** START MATERIAL SUPPLIED **
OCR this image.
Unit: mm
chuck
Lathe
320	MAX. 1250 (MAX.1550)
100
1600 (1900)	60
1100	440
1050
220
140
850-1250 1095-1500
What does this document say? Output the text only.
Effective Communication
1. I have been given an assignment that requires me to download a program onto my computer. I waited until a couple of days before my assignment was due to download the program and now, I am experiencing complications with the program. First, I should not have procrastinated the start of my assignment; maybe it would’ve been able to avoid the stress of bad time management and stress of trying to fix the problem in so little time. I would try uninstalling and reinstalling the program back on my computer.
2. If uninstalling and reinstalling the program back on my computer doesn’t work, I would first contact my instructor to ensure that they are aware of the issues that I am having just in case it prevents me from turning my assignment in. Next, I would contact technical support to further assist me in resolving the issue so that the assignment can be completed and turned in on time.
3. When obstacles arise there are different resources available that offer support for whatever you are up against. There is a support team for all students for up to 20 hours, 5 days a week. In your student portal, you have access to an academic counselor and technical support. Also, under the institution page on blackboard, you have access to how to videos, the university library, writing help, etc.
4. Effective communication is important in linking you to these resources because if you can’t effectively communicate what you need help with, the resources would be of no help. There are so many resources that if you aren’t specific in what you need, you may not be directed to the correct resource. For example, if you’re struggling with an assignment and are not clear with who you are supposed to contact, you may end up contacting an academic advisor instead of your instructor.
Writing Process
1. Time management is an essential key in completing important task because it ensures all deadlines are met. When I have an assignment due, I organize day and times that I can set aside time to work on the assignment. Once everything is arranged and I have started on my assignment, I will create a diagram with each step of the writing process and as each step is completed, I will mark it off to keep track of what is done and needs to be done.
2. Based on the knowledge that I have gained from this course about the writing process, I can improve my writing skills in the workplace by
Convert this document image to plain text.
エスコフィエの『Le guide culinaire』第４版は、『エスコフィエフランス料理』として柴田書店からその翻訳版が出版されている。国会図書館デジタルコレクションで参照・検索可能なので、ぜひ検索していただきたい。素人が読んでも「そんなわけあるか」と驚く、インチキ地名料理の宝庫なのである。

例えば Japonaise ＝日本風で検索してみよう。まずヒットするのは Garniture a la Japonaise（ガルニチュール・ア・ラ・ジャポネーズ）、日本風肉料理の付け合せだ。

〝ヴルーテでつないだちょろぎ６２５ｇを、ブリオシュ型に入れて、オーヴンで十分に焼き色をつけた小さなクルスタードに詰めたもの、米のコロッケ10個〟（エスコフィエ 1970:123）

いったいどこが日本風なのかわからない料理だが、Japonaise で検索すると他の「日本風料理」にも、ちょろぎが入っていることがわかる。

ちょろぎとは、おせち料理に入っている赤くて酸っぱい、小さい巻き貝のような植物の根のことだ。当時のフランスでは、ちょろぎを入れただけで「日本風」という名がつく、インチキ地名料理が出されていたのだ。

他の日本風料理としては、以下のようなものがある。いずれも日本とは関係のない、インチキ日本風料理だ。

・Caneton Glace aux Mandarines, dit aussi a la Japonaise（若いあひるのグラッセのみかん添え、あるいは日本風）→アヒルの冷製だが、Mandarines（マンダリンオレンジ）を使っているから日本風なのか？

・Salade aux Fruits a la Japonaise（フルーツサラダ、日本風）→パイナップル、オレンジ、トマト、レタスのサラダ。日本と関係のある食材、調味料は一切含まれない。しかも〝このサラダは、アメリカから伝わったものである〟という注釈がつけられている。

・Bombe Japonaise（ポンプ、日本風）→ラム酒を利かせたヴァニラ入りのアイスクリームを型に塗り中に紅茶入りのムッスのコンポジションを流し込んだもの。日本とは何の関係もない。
** END MATERIAL SUPPLIED **
EXERCISE DETAILS => Find the word "time" in the entries above and gather every line that holds it.

FULL OUTPUT =>
1. I have been given an assignment that requires me to download a program onto my computer. I waited until a couple of days before my assignment was due to download the program and now, I am experiencing complications with the program. First, I should not have procrastinated the start of my assignment; maybe it would’ve been able to avoid the stress of bad time management and stress of trying to fix the problem in so little time. I would try uninstalling and reinstalling the program back on my computer.
2. If uninstalling and reinstalling the program back on my computer doesn’t work, I would first contact my instructor to ensure that they are aware of the issues that I am having just in case it prevents me from turning my assignment in. Next, I would contact technical support to further assist me in resolving the issue so that the assignment can be completed and turned in on time.
1. Time management is an essential key in completing important task because it ensures all deadlines are met. When I have an assignment due, I organize day and times that I can set aside time to work on the assignment. Once everything is arranged and I have started on my assignment, I will create a diagram with each step of the writing process and as each step is completed, I will mark it off to keep track of what is done and needs to be done.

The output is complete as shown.